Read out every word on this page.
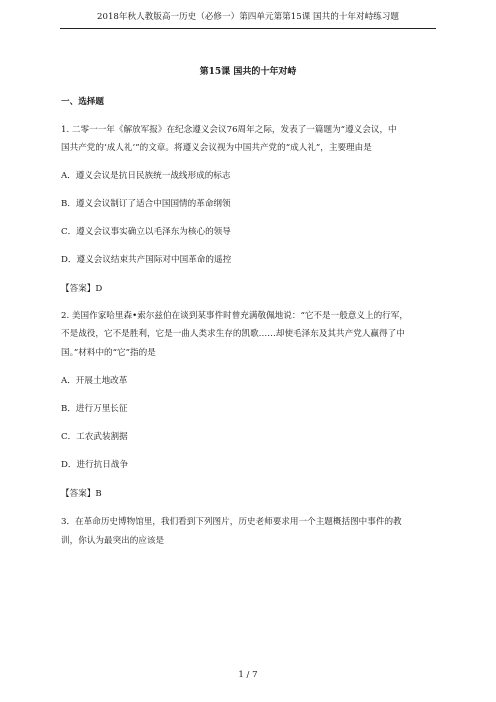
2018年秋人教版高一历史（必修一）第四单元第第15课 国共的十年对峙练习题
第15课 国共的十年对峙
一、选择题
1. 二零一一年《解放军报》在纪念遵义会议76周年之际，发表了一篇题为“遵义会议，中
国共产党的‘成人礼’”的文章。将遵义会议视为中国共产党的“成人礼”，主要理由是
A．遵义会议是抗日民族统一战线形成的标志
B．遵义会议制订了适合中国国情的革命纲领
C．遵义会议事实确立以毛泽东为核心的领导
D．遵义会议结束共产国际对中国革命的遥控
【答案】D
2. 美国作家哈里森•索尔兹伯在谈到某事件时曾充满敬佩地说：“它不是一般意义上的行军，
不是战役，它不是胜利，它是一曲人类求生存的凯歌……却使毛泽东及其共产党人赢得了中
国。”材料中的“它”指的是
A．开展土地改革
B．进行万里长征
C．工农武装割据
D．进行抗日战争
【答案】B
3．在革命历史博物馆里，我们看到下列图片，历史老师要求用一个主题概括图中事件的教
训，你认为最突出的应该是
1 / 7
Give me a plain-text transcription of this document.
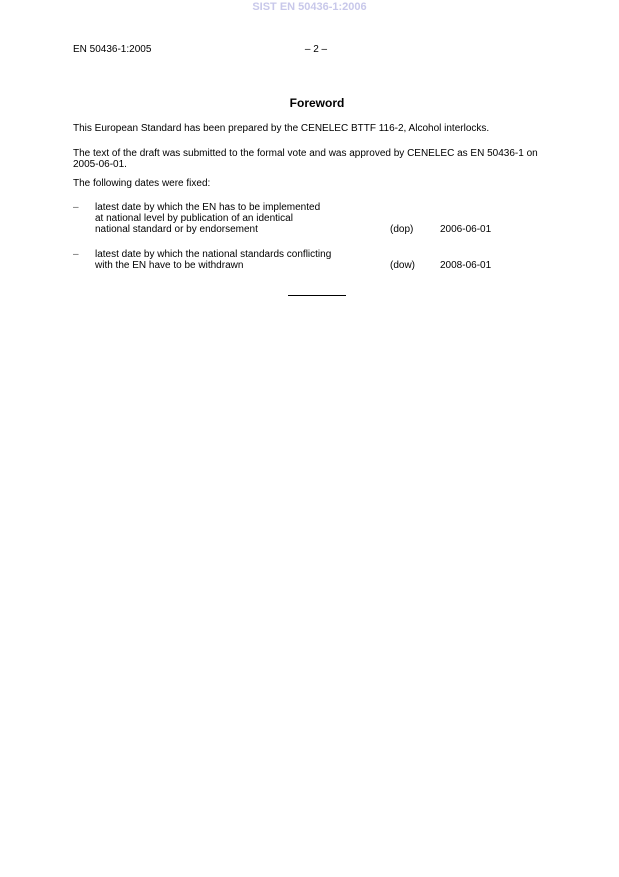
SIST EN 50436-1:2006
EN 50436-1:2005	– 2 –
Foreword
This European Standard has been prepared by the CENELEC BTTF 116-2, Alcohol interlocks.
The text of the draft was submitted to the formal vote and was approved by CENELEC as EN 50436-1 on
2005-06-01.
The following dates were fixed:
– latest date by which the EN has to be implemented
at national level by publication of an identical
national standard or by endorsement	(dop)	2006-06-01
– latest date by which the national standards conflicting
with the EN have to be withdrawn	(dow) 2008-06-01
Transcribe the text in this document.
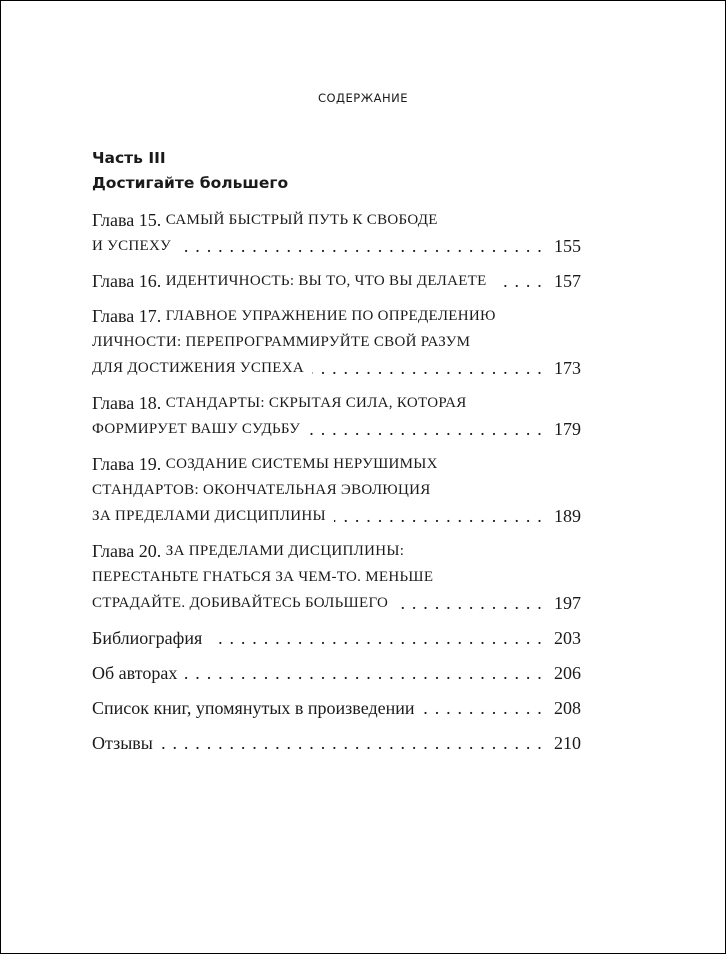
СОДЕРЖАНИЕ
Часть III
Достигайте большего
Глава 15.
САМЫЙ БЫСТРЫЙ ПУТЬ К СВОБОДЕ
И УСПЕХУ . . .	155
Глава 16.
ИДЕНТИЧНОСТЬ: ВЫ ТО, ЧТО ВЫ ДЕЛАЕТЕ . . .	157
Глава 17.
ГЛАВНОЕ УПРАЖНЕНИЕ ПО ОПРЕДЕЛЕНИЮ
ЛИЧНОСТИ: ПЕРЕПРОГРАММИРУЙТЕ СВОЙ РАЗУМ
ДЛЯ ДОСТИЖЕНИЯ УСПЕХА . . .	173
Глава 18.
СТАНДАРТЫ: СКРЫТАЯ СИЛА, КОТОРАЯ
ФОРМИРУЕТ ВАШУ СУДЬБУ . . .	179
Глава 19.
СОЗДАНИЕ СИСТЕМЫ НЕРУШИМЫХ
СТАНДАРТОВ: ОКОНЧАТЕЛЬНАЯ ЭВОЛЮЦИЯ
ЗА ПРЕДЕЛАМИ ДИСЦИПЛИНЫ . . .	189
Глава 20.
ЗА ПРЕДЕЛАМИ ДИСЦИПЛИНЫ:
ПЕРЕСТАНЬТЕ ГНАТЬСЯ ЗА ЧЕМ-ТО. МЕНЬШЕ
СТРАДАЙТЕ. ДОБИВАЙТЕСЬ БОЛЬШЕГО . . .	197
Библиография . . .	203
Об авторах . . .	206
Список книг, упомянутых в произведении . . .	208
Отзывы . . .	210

####################

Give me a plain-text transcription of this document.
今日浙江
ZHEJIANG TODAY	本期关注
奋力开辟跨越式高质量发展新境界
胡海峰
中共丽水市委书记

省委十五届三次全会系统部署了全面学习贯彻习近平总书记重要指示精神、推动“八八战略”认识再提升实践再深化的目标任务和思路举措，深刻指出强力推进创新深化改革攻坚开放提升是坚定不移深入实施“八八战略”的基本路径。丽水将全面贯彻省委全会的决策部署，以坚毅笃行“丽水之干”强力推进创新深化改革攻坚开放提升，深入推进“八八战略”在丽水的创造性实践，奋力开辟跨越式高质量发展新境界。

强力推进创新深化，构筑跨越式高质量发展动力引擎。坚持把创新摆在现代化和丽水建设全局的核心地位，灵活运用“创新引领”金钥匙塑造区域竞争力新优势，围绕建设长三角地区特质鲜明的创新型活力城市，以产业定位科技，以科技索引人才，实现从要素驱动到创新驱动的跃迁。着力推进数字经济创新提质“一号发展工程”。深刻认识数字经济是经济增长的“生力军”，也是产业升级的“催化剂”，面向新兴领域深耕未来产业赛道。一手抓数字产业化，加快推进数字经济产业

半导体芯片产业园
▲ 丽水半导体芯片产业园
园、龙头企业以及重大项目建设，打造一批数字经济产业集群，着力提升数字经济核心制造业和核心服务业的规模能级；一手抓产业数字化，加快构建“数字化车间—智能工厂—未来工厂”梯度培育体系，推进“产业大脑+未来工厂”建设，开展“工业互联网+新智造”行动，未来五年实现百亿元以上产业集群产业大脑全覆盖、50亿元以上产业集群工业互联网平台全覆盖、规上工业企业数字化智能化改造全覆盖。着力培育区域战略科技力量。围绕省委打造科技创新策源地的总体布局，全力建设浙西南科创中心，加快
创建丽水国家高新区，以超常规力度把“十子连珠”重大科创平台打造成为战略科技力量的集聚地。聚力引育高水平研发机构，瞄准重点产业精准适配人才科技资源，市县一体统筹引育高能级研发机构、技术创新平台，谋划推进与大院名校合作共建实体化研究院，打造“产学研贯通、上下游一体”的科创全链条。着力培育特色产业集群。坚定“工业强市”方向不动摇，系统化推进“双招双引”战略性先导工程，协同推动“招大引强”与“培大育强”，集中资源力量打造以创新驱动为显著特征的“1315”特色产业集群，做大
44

####################

• Task prompt:
Check each line of the records for the word "national" and extract those that contain it.

• Problem solution:
at national level by publication of an identical
national standard or by endorsement	(dop)	2006-06-01
– latest date by which the national standards conflicting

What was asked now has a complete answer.